## RECORDS PROVIDED:
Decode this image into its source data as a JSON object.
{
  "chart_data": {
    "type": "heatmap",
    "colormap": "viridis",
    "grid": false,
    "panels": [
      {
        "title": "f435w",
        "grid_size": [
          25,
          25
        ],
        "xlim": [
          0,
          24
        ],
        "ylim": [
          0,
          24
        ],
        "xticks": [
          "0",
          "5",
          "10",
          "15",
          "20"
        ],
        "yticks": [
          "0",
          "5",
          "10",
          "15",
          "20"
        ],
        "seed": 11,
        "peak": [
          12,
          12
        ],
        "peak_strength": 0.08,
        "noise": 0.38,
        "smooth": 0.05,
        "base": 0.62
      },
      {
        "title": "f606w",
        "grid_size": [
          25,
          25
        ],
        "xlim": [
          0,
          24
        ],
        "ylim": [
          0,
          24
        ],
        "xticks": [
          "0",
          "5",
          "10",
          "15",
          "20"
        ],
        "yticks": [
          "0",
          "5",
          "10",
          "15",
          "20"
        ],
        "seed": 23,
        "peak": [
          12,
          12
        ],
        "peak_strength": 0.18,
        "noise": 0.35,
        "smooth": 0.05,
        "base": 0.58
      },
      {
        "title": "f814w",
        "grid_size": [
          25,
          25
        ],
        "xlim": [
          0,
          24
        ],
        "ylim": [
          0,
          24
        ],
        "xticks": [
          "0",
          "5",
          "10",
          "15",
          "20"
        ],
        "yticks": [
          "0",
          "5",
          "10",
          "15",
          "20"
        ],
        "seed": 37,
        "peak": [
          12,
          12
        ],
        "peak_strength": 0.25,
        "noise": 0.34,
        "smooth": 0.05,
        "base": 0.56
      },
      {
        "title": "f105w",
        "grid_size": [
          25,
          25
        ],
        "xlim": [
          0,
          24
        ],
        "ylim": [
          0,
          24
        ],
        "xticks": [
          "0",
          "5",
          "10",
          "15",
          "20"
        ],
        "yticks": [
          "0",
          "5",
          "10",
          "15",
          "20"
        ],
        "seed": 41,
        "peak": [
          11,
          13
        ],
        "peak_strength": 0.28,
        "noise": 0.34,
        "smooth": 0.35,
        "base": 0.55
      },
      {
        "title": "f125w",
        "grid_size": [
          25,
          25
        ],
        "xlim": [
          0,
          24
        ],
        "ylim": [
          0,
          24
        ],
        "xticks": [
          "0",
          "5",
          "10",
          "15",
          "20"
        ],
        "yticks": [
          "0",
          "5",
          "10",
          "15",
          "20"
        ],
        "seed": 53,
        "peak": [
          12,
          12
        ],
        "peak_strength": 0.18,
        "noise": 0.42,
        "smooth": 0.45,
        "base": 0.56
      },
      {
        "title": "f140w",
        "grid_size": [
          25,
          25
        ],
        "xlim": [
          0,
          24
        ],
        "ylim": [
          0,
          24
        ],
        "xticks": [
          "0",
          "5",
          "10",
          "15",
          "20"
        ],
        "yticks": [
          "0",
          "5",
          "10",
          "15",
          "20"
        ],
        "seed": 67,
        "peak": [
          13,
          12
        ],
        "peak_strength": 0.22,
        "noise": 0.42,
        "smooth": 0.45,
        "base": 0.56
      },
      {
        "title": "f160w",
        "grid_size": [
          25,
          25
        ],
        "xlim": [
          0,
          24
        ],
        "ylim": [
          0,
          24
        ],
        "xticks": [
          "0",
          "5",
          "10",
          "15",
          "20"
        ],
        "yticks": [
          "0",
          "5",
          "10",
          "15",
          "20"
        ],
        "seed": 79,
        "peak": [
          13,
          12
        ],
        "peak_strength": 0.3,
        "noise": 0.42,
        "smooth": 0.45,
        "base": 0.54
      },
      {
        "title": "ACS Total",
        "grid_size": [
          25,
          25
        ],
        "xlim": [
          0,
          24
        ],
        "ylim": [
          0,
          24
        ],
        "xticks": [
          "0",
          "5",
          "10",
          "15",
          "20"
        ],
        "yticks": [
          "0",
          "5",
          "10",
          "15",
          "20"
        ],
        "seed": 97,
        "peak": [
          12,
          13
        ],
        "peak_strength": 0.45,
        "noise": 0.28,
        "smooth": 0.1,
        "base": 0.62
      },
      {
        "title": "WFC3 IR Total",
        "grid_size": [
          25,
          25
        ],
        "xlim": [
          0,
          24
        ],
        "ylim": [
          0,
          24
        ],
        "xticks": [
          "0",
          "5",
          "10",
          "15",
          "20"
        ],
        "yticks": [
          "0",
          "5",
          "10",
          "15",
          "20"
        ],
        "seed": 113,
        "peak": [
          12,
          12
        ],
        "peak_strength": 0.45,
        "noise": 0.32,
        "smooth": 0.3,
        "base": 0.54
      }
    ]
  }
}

## WHAT YOU NEED TO DO:
Write every entry out again exactly.

## RESPONSE TO THE EXERCISE:
Decode this image into its source data as a JSON object.
{
  "chart_data": {
    "type": "heatmap",
    "colormap": "viridis",
    "grid": false,
    "panels": [
      {
        "title": "f435w",
        "grid_size": [
          25,
          25
        ],
        "xlim": [
          0,
          24
        ],
        "ylim": [
          0,
          24
        ],
        "xticks": [
          "0",
          "5",
          "10",
          "15",
          "20"
        ],
        "yticks": [
          "0",
          "5",
          "10",
          "15",
          "20"
        ],
        "seed": 11,
        "peak": [
          12,
          12
        ],
        "peak_strength": 0.08,
        "noise": 0.38,
        "smooth": 0.05,
        "base": 0.62
      },
      {
        "title": "f606w",
        "grid_size": [
          25,
          25
        ],
        "xlim": [
          0,
          24
        ],
        "ylim": [
          0,
          24
        ],
        "xticks": [
          "0",
          "5",
          "10",
          "15",
          "20"
        ],
        "yticks": [
          "0",
          "5",
          "10",
          "15",
          "20"
        ],
        "seed": 23,
        "peak": [
          12,
          12
        ],
        "peak_strength": 0.18,
        "noise": 0.35,
        "smooth": 0.05,
        "base": 0.58
      },
      {
        "title": "f814w",
        "grid_size": [
          25,
          25
        ],
        "xlim": [
          0,
          24
        ],
        "ylim": [
          0,
          24
        ],
        "xticks": [
          "0",
          "5",
          "10",
          "15",
          "20"
        ],
        "yticks": [
          "0",
          "5",
          "10",
          "15",
          "20"
        ],
        "seed": 37,
        "peak": [
          12,
          12
        ],
        "peak_strength": 0.25,
        "noise": 0.34,
        "smooth": 0.05,
        "base": 0.56
      },
      {
        "title": "f105w",
        "grid_size": [
          25,
          25
        ],
        "xlim": [
          0,
          24
        ],
        "ylim": [
          0,
          24
        ],
        "xticks": [
          "0",
          "5",
          "10",
          "15",
          "20"
        ],
        "yticks": [
          "0",
          "5",
          "10",
          "15",
          "20"
        ],
        "seed": 41,
        "peak": [
          11,
          13
        ],
        "peak_strength": 0.28,
        "noise": 0.34,
        "smooth": 0.35,
        "base": 0.55
      },
      {
        "title": "f125w",
        "grid_size": [
          25,
          25
        ],
        "xlim": [
          0,
          24
        ],
        "ylim": [
          0,
          24
        ],
        "xticks": [
          "0",
          "5",
          "10",
          "15",
          "20"
        ],
        "yticks": [
          "0",
          "5",
          "10",
          "15",
          "20"
        ],
        "seed": 53,
        "peak": [
          12,
          12
        ],
        "peak_strength": 0.18,
        "noise": 0.42,
        "smooth": 0.45,
        "base": 0.56
      },
      {
        "title": "f140w",
        "grid_size": [
          25,
          25
        ],
        "xlim": [
          0,
          24
        ],
        "ylim": [
          0,
          24
        ],
        "xticks": [
          "0",
          "5",
          "10",
          "15",
          "20"
        ],
        "yticks": [
          "0",
          "5",
          "10",
          "15",
          "20"
        ],
        "seed": 67,
        "peak": [
          13,
          12
        ],
        "peak_strength": 0.22,
        "noise": 0.42,
        "smooth": 0.45,
        "base": 0.56
      },
      {
        "title": "f160w",
        "grid_size": [
          25,
          25
        ],
        "xlim": [
          0,
          24
        ],
        "ylim": [
          0,
          24
        ],
        "xticks": [
          "0",
          "5",
          "10",
          "15",
          "20"
        ],
        "yticks": [
          "0",
          "5",
          "10",
          "15",
          "20"
        ],
        "seed": 79,
        "peak": [
          13,
          12
        ],
        "peak_strength": 0.3,
        "noise": 0.42,
        "smooth": 0.45,
        "base": 0.54
      },
      {
        "title": "ACS Total",
        "grid_size": [
          25,
          25
        ],
        "xlim": [
          0,
          24
        ],
        "ylim": [
          0,
          24
        ],
        "xticks": [
          "0",
          "5",
          "10",
          "15",
          "20"
        ],
        "yticks": [
          "0",
          "5",
          "10",
          "15",
          "20"
        ],
        "seed": 97,
        "peak": [
          12,
          13
        ],
        "peak_strength": 0.45,
        "noise": 0.28,
        "smooth": 0.1,
        "base": 0.62
      },
      {
        "title": "WFC3 IR Total",
        "grid_size": [
          25,
          25
        ],
        "xlim": [
          0,
          24
        ],
        "ylim": [
          0,
          24
        ],
        "xticks": [
          "0",
          "5",
          "10",
          "15",
          "20"
        ],
        "yticks": [
          "0",
          "5",
          "10",
          "15",
          "20"
        ],
        "seed": 113,
        "peak": [
          12,
          12
        ],
        "peak_strength": 0.45,
        "noise": 0.32,
        "smooth": 0.3,
        "base": 0.54
      }
    ]
  }
}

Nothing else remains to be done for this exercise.